_WORK REQUIRED:_ Count every line that holds the string "title", and report the number alone.
— start RECORDS PROVIDED —
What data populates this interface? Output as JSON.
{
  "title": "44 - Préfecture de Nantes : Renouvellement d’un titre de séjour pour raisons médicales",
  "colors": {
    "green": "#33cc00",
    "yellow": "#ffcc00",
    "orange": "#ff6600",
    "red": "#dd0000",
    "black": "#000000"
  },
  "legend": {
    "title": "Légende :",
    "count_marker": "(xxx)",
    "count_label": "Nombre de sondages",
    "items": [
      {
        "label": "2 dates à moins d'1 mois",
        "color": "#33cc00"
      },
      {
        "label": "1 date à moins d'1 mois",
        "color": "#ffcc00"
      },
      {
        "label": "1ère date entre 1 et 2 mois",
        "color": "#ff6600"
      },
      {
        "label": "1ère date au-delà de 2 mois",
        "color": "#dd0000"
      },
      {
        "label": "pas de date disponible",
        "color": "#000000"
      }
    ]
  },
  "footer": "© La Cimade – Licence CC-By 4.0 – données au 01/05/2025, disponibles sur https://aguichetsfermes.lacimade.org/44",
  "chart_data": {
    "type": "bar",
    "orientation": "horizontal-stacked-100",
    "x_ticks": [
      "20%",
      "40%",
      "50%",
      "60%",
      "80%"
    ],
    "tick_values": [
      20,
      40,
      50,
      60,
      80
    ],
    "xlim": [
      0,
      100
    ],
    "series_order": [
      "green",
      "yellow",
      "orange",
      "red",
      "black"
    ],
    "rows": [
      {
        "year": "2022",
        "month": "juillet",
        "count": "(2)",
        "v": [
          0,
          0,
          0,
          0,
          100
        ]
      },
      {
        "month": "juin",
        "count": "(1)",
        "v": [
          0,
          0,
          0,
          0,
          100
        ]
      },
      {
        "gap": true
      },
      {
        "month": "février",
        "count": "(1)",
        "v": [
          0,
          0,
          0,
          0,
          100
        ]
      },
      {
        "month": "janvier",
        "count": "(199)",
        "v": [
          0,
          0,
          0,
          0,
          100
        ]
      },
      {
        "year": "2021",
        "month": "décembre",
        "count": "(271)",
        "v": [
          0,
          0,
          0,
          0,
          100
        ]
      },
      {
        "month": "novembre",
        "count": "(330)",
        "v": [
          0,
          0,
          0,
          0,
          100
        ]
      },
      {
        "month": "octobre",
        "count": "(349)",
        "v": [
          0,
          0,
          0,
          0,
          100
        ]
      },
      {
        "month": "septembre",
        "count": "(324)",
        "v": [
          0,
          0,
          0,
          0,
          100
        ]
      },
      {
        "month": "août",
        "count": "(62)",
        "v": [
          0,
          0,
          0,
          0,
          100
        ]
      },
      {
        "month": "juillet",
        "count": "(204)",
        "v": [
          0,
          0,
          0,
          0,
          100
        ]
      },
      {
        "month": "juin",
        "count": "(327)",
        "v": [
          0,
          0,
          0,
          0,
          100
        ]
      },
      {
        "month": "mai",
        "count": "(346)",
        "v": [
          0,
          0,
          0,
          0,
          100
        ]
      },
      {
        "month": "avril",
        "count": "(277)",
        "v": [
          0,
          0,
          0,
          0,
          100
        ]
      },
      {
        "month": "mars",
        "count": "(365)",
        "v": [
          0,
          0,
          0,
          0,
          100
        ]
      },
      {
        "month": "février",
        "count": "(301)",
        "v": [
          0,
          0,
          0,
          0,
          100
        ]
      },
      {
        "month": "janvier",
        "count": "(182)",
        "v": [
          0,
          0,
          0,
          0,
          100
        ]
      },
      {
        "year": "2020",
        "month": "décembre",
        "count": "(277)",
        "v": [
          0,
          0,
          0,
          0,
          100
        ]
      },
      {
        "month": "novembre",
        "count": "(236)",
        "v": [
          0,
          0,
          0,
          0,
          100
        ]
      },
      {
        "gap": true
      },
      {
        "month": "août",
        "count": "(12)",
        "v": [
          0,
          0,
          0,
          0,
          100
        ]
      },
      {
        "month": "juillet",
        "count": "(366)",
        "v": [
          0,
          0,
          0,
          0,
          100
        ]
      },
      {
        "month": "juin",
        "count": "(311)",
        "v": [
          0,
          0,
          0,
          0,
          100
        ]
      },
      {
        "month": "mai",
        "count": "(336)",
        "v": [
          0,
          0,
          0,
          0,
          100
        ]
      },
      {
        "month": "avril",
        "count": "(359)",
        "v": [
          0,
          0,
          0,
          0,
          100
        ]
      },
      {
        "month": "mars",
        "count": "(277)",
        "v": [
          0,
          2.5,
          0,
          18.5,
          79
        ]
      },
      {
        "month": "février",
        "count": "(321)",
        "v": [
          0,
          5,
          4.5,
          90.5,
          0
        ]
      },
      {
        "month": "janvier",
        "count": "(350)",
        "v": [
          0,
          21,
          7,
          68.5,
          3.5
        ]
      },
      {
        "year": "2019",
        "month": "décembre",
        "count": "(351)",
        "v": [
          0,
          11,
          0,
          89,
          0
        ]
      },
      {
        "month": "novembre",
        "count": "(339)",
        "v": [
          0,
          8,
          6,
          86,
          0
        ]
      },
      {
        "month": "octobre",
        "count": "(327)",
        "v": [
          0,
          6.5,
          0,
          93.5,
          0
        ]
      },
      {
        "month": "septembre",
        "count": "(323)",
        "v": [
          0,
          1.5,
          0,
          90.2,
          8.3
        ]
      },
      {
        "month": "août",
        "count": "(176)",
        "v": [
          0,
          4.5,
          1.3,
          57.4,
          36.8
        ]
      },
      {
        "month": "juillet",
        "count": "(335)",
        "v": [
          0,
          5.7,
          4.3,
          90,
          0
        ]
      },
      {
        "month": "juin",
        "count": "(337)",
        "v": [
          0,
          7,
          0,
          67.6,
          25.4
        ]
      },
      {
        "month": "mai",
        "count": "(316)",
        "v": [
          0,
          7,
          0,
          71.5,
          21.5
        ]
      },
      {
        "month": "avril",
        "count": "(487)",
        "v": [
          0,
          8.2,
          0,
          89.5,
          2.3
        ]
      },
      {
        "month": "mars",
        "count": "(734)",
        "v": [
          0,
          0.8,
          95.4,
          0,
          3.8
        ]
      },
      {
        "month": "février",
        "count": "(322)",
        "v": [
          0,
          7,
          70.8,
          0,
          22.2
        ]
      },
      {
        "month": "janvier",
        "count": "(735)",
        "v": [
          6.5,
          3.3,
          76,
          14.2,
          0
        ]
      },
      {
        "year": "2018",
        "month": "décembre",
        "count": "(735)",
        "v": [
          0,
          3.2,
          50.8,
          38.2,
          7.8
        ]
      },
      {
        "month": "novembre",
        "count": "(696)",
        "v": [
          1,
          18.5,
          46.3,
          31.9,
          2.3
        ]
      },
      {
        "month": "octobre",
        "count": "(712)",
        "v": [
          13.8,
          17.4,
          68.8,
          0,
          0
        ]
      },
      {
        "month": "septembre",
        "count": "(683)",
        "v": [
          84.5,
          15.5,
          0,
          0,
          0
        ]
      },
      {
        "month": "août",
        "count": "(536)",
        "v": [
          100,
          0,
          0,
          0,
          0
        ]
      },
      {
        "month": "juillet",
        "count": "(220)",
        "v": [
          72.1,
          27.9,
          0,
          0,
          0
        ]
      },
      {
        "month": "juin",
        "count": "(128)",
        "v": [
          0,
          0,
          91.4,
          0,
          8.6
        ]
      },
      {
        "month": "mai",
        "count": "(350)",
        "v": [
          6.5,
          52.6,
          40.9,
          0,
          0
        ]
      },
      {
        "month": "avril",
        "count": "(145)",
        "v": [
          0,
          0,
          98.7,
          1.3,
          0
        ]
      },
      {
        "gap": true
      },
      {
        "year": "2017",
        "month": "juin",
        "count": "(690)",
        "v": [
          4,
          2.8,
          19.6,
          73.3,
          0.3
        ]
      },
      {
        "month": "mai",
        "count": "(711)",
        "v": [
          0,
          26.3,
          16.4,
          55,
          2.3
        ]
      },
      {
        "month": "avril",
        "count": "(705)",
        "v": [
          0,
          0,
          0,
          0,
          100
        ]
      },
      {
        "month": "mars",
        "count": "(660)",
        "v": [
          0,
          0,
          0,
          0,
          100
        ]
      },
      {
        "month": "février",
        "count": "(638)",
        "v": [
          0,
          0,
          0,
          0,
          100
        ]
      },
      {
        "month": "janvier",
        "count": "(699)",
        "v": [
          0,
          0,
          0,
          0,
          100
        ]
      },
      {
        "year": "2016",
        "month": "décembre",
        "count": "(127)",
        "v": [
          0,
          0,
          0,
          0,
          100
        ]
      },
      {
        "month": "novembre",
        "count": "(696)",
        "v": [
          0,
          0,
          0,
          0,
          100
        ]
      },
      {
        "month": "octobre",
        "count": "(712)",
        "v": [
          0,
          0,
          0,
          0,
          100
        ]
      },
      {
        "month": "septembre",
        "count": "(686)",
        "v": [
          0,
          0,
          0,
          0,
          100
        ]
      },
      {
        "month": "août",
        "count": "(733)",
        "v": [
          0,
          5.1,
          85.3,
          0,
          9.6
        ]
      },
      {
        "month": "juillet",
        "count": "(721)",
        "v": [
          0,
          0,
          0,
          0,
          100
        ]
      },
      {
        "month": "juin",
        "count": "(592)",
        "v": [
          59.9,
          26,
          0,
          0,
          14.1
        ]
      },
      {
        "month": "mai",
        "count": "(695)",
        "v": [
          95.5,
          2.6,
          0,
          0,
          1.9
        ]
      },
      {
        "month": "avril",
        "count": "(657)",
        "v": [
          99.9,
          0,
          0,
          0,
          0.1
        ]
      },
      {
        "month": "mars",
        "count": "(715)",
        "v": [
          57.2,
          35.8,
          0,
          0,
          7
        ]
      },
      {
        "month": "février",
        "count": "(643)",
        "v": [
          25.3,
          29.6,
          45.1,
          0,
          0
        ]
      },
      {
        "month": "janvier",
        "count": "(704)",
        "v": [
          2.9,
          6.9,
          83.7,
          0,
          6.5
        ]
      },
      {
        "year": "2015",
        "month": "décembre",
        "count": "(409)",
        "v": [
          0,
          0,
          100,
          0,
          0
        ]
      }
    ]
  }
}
— end RECORDS PROVIDED —
_EXERCISE RESULT:_ 2